[Region boundary data]
──────

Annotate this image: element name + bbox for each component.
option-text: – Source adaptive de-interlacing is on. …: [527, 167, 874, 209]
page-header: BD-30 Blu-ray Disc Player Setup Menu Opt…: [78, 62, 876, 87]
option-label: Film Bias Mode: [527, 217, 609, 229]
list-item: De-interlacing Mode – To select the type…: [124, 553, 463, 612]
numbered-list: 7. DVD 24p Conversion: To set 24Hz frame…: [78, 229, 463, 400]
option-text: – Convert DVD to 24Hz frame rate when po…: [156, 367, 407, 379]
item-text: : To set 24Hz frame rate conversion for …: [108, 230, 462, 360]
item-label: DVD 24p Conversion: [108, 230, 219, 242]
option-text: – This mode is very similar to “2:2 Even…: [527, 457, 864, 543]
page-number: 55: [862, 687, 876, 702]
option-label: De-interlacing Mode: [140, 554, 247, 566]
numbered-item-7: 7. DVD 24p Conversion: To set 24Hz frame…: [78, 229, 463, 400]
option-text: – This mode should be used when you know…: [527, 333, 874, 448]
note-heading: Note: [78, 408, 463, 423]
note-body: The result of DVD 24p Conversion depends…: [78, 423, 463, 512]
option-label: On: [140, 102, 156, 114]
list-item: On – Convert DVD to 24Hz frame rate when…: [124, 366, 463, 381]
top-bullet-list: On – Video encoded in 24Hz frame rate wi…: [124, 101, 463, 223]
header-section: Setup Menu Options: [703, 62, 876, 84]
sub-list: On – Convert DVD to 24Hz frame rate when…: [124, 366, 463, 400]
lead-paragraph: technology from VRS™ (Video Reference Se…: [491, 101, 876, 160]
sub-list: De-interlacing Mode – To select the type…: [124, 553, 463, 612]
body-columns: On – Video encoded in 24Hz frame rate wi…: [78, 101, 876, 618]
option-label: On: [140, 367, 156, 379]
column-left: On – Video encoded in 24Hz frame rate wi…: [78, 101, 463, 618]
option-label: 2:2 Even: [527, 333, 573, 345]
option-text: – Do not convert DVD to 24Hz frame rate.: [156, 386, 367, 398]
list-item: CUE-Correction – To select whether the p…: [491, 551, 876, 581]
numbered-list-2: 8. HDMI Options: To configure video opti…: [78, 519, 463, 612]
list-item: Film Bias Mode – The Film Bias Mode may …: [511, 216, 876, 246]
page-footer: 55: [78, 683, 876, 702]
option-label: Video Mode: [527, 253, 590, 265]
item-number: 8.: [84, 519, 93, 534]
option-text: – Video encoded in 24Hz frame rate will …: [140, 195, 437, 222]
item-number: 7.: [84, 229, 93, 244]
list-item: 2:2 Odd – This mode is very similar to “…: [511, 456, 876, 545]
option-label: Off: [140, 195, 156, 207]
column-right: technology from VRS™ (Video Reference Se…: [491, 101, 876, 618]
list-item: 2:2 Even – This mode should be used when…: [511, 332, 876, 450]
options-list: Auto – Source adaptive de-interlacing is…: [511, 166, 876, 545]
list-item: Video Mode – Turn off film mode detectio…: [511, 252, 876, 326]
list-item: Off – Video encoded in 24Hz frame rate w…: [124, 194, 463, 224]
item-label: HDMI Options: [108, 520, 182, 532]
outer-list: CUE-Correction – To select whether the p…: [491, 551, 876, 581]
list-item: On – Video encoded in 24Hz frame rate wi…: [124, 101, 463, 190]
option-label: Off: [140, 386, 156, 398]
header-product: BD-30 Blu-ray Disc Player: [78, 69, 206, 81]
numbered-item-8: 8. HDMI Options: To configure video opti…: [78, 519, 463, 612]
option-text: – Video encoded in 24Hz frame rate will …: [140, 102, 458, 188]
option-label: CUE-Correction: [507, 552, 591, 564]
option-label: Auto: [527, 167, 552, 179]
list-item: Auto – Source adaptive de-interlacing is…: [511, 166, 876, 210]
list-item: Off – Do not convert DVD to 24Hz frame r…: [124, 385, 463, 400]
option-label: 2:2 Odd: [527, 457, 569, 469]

──────

Which lines in the records above contain the string "header", with case taken into account? Copy out each of those lines in full.

page-header: BD-30 Blu-ray Disc Player Setup Menu Opt…: [78, 62, 876, 87]
header-section: Setup Menu Options: [703, 62, 876, 84]
header-product: BD-30 Blu-ray Disc Player: [78, 69, 206, 81]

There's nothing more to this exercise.